--- Start Supplied data ---

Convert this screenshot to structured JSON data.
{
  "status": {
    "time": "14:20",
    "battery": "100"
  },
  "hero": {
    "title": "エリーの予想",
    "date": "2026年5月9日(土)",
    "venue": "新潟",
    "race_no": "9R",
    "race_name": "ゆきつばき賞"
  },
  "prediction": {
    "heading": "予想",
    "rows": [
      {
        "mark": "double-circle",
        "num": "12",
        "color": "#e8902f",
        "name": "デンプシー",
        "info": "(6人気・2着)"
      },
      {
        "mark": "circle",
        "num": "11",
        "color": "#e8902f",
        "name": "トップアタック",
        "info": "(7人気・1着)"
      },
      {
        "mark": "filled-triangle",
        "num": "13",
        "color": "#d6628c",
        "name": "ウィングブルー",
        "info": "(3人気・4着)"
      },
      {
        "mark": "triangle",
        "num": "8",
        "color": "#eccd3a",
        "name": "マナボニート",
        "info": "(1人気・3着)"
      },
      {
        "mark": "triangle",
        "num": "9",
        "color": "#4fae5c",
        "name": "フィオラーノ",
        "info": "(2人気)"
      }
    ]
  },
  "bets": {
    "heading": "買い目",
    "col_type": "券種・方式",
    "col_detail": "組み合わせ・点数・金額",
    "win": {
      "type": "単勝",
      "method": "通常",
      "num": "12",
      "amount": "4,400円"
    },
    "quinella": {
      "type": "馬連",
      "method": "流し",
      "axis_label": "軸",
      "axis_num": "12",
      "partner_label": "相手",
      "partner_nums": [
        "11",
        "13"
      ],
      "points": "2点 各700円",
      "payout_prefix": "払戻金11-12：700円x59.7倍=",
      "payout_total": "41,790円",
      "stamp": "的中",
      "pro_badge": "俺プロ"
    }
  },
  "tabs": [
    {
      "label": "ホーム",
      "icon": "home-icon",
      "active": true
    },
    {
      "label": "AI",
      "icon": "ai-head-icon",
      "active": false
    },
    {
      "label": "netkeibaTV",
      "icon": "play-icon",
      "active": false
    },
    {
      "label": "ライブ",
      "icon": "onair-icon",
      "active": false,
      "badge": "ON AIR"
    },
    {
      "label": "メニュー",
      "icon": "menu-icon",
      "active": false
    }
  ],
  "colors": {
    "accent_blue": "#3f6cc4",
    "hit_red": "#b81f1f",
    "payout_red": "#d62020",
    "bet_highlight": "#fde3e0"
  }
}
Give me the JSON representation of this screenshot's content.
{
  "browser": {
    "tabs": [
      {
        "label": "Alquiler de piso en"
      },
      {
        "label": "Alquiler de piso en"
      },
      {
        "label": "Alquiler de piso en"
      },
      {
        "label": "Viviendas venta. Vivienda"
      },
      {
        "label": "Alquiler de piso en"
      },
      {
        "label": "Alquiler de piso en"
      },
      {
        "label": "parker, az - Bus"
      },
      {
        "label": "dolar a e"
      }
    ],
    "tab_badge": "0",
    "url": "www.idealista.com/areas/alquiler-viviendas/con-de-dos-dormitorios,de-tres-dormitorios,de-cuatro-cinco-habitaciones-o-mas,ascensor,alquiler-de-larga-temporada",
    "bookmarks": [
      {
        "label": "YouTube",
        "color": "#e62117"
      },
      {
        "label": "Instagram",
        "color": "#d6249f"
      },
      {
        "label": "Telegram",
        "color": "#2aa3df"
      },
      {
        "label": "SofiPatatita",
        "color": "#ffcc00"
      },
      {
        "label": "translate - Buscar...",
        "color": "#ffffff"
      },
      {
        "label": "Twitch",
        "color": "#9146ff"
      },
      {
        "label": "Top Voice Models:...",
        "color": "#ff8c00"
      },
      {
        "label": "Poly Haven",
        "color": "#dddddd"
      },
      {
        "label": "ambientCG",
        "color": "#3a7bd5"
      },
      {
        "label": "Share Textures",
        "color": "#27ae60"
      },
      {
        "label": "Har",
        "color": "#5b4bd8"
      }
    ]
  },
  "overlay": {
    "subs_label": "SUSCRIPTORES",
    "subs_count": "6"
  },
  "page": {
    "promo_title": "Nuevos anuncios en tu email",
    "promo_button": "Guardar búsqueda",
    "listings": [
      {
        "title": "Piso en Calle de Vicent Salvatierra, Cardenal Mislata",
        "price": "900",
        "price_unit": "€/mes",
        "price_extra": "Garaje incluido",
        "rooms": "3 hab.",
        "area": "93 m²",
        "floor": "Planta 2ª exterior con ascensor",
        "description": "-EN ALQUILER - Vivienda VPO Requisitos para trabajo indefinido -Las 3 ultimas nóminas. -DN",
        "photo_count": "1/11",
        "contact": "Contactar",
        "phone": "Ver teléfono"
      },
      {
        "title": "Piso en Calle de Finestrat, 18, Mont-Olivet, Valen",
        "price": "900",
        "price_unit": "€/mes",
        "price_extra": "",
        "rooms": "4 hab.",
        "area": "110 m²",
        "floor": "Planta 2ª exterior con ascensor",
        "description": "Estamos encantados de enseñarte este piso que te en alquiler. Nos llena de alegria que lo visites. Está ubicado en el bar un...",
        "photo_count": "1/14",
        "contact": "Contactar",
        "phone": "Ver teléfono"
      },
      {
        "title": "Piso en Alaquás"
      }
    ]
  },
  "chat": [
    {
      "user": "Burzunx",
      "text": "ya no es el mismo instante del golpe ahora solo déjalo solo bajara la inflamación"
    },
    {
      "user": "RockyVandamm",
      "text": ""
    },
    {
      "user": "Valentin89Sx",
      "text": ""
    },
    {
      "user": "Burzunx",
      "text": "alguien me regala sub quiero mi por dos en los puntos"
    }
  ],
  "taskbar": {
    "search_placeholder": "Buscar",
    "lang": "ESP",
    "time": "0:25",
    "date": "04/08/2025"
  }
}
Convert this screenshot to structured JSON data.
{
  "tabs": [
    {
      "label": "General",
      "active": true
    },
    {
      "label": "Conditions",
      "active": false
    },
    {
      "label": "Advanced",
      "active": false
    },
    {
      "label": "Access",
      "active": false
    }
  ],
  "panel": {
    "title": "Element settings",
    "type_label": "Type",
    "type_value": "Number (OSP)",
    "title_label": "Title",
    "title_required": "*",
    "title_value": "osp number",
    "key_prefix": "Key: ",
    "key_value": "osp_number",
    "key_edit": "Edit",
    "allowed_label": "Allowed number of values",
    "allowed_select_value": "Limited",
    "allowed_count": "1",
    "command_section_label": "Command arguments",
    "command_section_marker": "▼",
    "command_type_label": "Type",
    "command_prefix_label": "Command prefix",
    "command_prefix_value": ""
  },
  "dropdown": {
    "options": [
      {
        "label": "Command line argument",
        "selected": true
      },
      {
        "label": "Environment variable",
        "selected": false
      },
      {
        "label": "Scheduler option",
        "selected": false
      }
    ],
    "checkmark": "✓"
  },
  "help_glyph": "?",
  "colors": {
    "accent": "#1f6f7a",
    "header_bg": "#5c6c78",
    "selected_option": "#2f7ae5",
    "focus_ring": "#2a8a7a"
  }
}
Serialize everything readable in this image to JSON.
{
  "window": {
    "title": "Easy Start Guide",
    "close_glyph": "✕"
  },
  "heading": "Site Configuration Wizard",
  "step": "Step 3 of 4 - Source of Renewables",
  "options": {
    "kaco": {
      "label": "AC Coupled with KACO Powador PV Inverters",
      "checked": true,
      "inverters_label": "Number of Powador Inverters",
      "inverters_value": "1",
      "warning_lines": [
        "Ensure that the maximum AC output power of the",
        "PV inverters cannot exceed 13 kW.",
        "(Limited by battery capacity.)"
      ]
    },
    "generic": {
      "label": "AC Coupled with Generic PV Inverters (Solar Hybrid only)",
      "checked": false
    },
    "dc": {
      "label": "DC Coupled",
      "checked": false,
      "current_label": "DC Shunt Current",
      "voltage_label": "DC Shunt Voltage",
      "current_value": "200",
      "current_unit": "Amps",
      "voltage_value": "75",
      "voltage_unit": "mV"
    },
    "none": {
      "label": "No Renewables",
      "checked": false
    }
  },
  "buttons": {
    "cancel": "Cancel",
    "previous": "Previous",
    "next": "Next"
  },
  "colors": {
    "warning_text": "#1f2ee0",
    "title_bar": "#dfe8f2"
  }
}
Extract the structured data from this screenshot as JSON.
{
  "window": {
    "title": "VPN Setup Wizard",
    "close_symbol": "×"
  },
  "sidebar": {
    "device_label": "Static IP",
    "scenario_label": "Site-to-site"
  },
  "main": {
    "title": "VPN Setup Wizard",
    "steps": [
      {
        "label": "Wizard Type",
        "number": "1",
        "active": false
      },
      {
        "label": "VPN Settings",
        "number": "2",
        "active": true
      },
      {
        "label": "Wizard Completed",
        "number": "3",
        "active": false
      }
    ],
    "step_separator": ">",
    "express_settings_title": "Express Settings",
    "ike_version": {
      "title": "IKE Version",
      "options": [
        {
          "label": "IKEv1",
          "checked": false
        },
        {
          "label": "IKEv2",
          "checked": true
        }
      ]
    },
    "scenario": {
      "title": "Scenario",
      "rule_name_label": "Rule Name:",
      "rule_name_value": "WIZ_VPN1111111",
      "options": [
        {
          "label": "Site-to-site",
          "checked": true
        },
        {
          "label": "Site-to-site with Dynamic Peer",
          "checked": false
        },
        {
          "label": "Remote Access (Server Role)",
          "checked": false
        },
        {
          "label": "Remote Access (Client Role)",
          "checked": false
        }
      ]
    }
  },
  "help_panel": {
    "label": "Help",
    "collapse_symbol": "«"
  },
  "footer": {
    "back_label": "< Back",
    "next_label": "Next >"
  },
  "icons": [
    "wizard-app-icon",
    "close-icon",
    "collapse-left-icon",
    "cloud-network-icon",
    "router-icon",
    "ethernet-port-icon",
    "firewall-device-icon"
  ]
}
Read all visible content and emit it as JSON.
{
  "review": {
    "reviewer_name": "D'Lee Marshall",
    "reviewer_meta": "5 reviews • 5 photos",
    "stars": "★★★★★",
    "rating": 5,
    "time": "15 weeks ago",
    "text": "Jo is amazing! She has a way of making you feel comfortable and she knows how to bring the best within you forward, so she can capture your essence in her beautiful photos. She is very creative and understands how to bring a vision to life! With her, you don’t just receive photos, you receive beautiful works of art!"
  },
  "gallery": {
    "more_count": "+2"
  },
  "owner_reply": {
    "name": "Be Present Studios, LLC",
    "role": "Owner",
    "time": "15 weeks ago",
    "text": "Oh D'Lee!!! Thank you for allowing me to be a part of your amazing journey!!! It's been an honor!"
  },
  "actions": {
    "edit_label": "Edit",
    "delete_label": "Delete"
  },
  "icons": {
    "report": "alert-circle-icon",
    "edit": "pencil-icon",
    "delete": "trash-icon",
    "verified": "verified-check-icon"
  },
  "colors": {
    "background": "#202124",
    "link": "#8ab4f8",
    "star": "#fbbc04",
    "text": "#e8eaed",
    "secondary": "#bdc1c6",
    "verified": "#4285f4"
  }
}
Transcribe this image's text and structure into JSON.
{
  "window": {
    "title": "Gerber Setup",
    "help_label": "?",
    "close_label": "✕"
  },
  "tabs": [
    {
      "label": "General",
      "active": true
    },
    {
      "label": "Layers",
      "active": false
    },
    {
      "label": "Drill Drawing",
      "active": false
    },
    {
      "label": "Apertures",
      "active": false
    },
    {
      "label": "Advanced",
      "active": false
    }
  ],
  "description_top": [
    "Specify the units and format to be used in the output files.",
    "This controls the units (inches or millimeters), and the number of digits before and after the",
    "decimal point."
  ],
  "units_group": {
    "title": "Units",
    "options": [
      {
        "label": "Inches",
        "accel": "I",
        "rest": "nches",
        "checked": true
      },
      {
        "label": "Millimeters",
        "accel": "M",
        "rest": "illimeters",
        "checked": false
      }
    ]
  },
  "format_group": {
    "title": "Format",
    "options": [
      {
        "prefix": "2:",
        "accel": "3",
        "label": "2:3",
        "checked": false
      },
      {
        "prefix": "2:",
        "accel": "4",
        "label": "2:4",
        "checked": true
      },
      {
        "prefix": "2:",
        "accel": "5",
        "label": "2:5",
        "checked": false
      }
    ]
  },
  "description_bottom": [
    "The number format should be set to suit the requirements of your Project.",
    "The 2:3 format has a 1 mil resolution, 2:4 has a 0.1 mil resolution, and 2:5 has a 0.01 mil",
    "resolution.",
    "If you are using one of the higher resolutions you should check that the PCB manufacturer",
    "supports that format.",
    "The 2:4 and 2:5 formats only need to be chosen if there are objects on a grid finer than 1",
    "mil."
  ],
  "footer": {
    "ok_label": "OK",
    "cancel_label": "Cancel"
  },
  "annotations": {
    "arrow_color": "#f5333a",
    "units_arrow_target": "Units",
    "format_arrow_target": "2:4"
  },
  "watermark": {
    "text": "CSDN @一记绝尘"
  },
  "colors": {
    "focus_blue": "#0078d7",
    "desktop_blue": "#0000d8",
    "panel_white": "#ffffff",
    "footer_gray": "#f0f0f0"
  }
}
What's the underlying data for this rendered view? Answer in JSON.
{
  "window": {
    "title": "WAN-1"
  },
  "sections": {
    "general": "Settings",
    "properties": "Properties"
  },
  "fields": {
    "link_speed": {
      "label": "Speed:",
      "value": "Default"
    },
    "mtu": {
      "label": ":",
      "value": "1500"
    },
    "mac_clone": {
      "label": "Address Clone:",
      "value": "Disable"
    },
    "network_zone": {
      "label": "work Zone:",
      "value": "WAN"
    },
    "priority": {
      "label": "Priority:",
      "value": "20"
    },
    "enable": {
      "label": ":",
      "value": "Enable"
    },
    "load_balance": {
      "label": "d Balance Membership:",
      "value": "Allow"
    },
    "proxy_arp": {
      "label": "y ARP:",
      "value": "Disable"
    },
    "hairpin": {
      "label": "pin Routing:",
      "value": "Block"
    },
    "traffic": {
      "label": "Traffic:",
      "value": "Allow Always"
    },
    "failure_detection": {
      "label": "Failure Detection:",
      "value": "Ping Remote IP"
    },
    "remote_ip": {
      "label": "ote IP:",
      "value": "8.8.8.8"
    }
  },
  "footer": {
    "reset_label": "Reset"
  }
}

--- End Supplied data ---

## [Exercise]
Consider the entries above and return each line with the string "Calle".

## [Answer below]
        "title": "Piso en Calle de Vicent Salvatierra, Cardenal Mislata",
        "title": "Piso en Calle de Finestrat, 18, Mont-Olivet, Valen",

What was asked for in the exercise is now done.